>> Begin

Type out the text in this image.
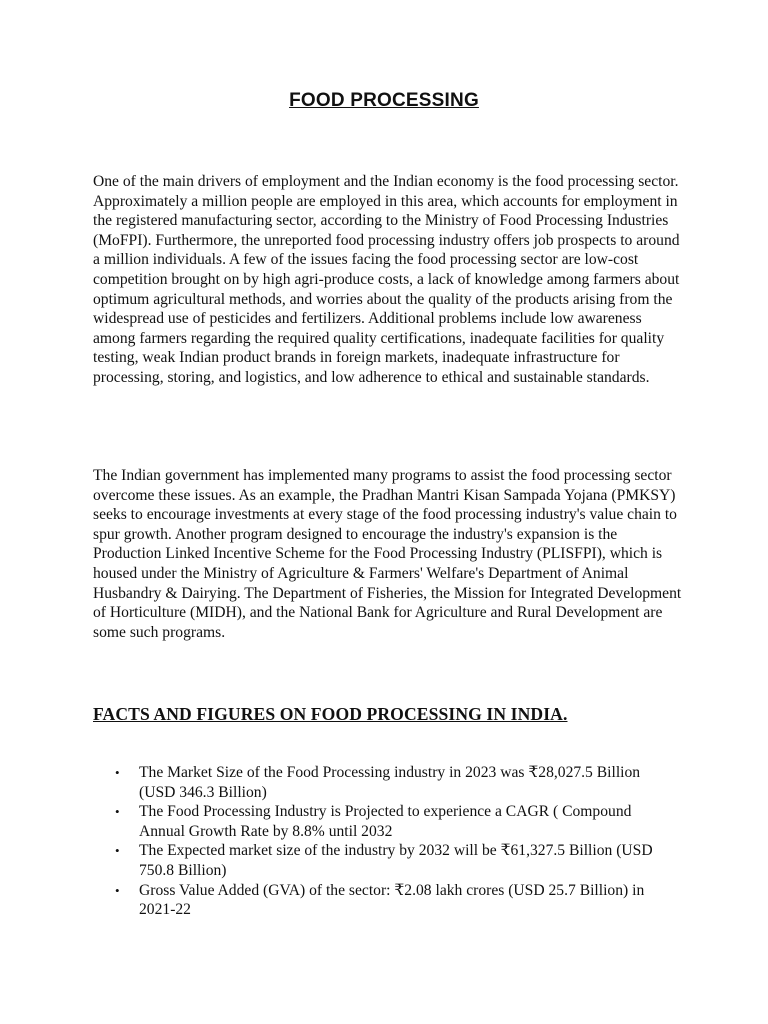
FOOD PROCESSING

One of the main drivers of employment and the Indian economy is the food processing sector. Approximately a million people are employed in this area, which accounts for employment in the registered manufacturing sector, according to the Ministry of Food Processing Industries (MoFPI). Furthermore, the unreported food processing industry offers job prospects to around a million individuals. A few of the issues facing the food processing sector are low-cost competition brought on by high agri-produce costs, a lack of knowledge among farmers about optimum agricultural methods, and worries about the quality of the products arising from the widespread use of pesticides and fertilizers. Additional problems include low awareness among farmers regarding the required quality certifications, inadequate facilities for quality testing, weak Indian product brands in foreign markets, inadequate infrastructure for processing, storing, and logistics, and low adherence to ethical and sustainable standards.

The Indian government has implemented many programs to assist the food processing sector overcome these issues. As an example, the Pradhan Mantri Kisan Sampada Yojana (PMKSY) seeks to encourage investments at every stage of the food processing industry's value chain to spur growth. Another program designed to encourage the industry's expansion is the Production Linked Incentive Scheme for the Food Processing Industry (PLISFPI), which is housed under the Ministry of Agriculture & Farmers' Welfare's Department of Animal Husbandry & Dairying. The Department of Fisheries, the Mission for Integrated Development of Horticulture (MIDH), and the National Bank for Agriculture and Rural Development are some such programs.

FACTS AND FIGURES ON FOOD PROCESSING IN INDIA.
• The Market Size of the Food Processing industry in 2023 was ₹28,027.5 Billion (USD 346.3 Billion)
• The Food Processing Industry is Projected to experience a CAGR ( Compound Annual Growth Rate by 8.8% until 2032
• The Expected market size of the industry by 2032 will be ₹61,327.5 Billion (USD 750.8 Billion)
• Gross Value Added (GVA) of the sector: ₹2.08 lakh crores (USD 25.7 Billion) in 2021-22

>> End

Reproduce the data verbatim. Do not carry any picture into the copy.

Type out the text in this image.
FOOD PROCESSING

One of the main drivers of employment and the Indian economy is the food processing sector. Approximately a million people are employed in this area, which accounts for employment in the registered manufacturing sector, according to the Ministry of Food Processing Industries (MoFPI). Furthermore, the unreported food processing industry offers job prospects to around a million individuals. A few of the issues facing the food processing sector are low-cost competition brought on by high agri-produce costs, a lack of knowledge among farmers about optimum agricultural methods, and worries about the quality of the products arising from the widespread use of pesticides and fertilizers. Additional problems include low awareness among farmers regarding the required quality certifications, inadequate facilities for quality testing, weak Indian product brands in foreign markets, inadequate infrastructure for processing, storing, and logistics, and low adherence to ethical and sustainable standards.

The Indian government has implemented many programs to assist the food processing sector overcome these issues. As an example, the Pradhan Mantri Kisan Sampada Yojana (PMKSY) seeks to encourage investments at every stage of the food processing industry's value chain to spur growth. Another program designed to encourage the industry's expansion is the Production Linked Incentive Scheme for the Food Processing Industry (PLISFPI), which is housed under the Ministry of Agriculture & Farmers' Welfare's Department of Animal Husbandry & Dairying. The Department of Fisheries, the Mission for Integrated Development of Horticulture (MIDH), and the National Bank for Agriculture and Rural Development are some such programs.

FACTS AND FIGURES ON FOOD PROCESSING IN INDIA.
• The Market Size of the Food Processing industry in 2023 was ₹28,027.5 Billion (USD 346.3 Billion)
• The Food Processing Industry is Projected to experience a CAGR ( Compound Annual Growth Rate by 8.8% until 2032
• The Expected market size of the industry by 2032 will be ₹61,327.5 Billion (USD 750.8 Billion)
• Gross Value Added (GVA) of the sector: ₹2.08 lakh crores (USD 25.7 Billion) in 2021-22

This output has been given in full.